Task requirements ::
Look through the listing below and work out how many of its lines hold the word "this". Give only the number.

Information supplied ::
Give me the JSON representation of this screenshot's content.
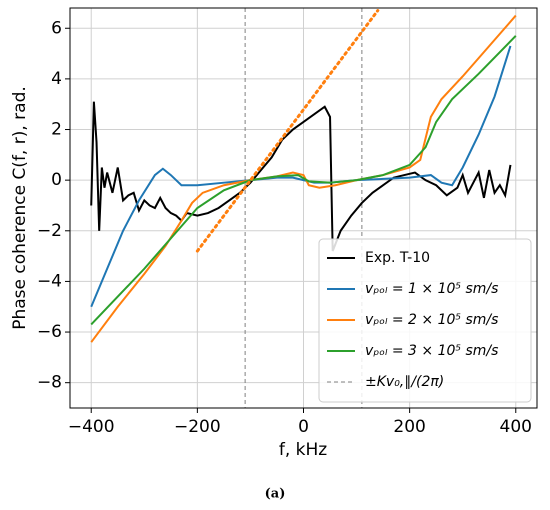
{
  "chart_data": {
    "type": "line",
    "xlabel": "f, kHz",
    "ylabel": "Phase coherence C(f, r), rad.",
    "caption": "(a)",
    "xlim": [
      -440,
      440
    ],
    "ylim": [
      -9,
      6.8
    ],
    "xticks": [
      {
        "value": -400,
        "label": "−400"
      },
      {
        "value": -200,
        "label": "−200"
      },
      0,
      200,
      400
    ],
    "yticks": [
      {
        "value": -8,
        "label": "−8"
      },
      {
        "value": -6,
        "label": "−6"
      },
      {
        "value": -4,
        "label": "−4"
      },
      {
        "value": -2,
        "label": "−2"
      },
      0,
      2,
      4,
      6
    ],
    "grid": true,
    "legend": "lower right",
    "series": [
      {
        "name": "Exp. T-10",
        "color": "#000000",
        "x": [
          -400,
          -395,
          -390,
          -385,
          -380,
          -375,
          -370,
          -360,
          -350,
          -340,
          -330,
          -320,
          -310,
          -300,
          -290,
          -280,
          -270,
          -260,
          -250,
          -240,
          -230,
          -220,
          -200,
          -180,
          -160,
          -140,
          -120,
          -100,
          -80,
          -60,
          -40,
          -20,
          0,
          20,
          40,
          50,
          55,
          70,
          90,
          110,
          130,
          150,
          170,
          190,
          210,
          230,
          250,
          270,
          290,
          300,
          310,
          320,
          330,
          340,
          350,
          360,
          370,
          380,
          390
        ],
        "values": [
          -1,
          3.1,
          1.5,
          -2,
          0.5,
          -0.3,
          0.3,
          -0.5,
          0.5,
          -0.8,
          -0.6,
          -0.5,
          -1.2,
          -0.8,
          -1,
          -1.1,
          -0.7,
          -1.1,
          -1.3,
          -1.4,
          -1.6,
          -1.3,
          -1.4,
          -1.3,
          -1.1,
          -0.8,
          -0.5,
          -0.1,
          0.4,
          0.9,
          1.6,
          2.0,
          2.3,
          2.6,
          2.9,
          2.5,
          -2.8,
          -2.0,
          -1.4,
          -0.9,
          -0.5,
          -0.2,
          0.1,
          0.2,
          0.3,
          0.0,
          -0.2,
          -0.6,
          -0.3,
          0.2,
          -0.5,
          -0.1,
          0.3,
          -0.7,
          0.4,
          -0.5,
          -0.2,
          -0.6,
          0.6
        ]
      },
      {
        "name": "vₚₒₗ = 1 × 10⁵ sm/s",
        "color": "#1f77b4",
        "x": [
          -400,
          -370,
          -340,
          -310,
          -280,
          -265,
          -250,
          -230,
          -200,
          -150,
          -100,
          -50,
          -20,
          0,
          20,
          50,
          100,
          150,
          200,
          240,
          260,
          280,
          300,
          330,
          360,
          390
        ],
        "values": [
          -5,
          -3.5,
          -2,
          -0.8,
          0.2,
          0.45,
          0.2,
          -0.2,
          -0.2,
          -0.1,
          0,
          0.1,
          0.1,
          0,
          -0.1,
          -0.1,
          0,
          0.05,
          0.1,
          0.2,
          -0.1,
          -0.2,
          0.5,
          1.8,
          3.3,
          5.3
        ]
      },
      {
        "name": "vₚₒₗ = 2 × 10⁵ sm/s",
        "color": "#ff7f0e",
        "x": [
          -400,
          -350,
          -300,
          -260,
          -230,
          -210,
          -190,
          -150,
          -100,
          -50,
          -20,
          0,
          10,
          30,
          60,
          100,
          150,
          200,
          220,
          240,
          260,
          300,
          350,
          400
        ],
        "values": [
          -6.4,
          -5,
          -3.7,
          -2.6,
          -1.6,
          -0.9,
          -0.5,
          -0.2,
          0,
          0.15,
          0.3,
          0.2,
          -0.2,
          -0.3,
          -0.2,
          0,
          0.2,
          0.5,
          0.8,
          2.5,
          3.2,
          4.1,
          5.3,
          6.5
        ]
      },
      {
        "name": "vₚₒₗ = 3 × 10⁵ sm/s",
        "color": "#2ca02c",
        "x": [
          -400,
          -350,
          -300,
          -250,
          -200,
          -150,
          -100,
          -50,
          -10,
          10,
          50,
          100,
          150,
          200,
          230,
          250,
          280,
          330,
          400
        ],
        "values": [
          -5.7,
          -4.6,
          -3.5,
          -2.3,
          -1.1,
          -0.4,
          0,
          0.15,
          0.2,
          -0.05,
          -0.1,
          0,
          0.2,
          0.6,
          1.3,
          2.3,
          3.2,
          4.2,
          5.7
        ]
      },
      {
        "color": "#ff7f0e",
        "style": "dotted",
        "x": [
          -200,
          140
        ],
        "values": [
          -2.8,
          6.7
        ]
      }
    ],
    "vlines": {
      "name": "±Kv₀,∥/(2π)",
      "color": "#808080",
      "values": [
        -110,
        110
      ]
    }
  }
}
---
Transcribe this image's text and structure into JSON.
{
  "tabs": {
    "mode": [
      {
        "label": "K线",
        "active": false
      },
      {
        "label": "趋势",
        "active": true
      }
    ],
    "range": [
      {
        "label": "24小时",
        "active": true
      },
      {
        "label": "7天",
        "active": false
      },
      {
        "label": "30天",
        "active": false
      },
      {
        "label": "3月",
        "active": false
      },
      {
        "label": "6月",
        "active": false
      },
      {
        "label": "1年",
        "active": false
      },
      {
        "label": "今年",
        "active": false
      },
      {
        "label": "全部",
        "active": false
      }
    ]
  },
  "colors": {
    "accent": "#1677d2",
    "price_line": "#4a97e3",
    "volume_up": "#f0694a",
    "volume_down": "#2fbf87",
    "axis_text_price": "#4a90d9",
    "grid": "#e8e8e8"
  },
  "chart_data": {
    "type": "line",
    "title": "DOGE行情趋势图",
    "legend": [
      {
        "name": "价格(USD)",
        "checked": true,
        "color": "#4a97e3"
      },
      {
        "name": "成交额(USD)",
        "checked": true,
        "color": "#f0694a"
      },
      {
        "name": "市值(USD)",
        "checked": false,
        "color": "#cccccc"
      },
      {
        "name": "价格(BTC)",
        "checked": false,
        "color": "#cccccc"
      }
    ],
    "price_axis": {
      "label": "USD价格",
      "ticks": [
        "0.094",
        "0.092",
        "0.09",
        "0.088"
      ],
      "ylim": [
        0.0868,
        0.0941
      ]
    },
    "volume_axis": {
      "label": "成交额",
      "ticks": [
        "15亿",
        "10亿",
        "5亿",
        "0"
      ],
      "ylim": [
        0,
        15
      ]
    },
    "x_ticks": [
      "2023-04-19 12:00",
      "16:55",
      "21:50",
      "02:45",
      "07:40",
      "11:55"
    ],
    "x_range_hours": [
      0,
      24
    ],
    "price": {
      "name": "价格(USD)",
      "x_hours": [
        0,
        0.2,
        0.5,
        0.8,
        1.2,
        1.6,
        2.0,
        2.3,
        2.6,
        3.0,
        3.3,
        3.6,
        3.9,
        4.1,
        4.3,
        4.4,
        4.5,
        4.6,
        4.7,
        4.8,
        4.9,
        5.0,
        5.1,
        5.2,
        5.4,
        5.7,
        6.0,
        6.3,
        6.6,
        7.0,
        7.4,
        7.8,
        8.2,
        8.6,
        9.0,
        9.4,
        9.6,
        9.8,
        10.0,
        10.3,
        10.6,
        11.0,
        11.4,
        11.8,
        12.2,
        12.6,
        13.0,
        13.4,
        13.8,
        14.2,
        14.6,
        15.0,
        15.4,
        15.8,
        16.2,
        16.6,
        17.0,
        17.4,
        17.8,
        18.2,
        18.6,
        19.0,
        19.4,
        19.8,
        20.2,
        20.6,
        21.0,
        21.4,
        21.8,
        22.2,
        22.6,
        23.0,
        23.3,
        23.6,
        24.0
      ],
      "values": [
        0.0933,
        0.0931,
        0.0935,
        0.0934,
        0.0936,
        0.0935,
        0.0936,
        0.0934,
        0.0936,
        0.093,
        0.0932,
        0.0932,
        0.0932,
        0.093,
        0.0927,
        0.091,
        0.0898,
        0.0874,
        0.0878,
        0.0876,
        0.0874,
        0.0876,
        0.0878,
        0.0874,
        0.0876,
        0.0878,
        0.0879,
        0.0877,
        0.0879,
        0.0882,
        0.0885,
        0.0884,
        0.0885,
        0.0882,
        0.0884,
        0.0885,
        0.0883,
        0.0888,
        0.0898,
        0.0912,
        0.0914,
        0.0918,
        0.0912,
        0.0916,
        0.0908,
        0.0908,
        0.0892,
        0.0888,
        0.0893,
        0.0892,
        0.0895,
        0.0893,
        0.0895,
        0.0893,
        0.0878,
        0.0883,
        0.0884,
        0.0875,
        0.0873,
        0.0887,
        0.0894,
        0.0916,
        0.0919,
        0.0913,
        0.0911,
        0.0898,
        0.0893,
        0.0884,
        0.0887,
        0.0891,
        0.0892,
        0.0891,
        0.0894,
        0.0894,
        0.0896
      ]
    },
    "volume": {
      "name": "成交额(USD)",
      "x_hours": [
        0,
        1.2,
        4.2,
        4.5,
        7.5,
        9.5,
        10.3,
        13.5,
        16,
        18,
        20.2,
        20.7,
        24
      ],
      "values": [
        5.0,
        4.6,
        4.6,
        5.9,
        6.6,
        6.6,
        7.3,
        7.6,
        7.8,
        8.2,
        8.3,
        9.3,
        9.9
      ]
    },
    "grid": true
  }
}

Task solution ::
2